Task prompt: The exercise asks for every line of the data to be reproduced exactly.

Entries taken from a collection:

◆ ◆ ◆ ◆

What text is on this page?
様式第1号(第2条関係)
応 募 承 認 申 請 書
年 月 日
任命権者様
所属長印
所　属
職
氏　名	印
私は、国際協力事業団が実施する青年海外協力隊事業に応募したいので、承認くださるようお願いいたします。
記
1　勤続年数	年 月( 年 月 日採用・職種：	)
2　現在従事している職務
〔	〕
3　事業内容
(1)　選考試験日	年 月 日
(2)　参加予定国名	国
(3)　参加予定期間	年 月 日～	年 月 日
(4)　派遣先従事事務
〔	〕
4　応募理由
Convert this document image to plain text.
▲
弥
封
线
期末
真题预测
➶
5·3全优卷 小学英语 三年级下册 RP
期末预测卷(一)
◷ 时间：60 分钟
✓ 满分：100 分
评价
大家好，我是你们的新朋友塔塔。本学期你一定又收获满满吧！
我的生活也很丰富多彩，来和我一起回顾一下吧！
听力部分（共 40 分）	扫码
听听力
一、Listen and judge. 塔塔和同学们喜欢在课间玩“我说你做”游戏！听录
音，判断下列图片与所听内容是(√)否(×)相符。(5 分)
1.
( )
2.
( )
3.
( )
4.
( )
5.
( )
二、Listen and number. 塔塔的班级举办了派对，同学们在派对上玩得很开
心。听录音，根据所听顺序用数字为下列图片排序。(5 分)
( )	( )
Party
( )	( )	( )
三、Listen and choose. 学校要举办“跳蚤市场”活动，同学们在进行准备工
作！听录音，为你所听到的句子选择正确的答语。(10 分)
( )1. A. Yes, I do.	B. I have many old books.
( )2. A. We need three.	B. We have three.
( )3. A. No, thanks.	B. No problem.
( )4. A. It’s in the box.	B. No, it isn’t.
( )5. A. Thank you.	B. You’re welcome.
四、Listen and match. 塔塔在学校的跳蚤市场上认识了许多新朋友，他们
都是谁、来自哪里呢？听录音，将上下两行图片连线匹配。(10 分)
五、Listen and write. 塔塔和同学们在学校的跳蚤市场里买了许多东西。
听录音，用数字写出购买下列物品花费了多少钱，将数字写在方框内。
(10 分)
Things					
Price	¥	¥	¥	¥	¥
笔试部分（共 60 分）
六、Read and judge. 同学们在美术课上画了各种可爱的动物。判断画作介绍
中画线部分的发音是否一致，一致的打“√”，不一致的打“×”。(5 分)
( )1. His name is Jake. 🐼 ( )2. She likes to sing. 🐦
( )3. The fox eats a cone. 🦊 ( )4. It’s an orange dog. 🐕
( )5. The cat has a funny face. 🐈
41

◆ ◆ ◆ ◆

Solution for this problem:
What text is on this page?
様式第1号(第2条関係)
応 募 承 認 申 請 書
年 月 日
任命権者様
所属長印
所　属
職
氏　名	印
私は、国際協力事業団が実施する青年海外協力隊事業に応募したいので、承認くださるようお願いいたします。
記
1　勤続年数	年 月( 年 月 日採用・職種：	)
2　現在従事している職務
〔	〕
3　事業内容
(1)　選考試験日	年 月 日
(2)　参加予定国名	国
(3)　参加予定期間	年 月 日～	年 月 日
(4)　派遣先従事事務
〔	〕
4　応募理由
Convert this document image to plain text.
▲
弥
封
线
期末
真题预测
➶
5·3全优卷 小学英语 三年级下册 RP
期末预测卷(一)
◷ 时间：60 分钟
✓ 满分：100 分
评价
大家好，我是你们的新朋友塔塔。本学期你一定又收获满满吧！
我的生活也很丰富多彩，来和我一起回顾一下吧！
听力部分（共 40 分）	扫码
听听力
一、Listen and judge. 塔塔和同学们喜欢在课间玩“我说你做”游戏！听录
音，判断下列图片与所听内容是(√)否(×)相符。(5 分)
1.
( )
2.
( )
3.
( )
4.
( )
5.
( )
二、Listen and number. 塔塔的班级举办了派对，同学们在派对上玩得很开
心。听录音，根据所听顺序用数字为下列图片排序。(5 分)
( )	( )
Party
( )	( )	( )
三、Listen and choose. 学校要举办“跳蚤市场”活动，同学们在进行准备工
作！听录音，为你所听到的句子选择正确的答语。(10 分)
( )1. A. Yes, I do.	B. I have many old books.
( )2. A. We need three.	B. We have three.
( )3. A. No, thanks.	B. No problem.
( )4. A. It’s in the box.	B. No, it isn’t.
( )5. A. Thank you.	B. You’re welcome.
四、Listen and match. 塔塔在学校的跳蚤市场上认识了许多新朋友，他们
都是谁、来自哪里呢？听录音，将上下两行图片连线匹配。(10 分)
五、Listen and write. 塔塔和同学们在学校的跳蚤市场里买了许多东西。
听录音，用数字写出购买下列物品花费了多少钱，将数字写在方框内。
(10 分)
Things					
Price	¥	¥	¥	¥	¥
笔试部分（共 60 分）
六、Read and judge. 同学们在美术课上画了各种可爱的动物。判断画作介绍
中画线部分的发音是否一致，一致的打“√”，不一致的打“×”。(5 分)
( )1. His name is Jake. 🐼 ( )2. She likes to sing. 🐦
( )3. The fox eats a cone. 🦊 ( )4. It’s an orange dog. 🐕
( )5. The cat has a funny face. 🐈
41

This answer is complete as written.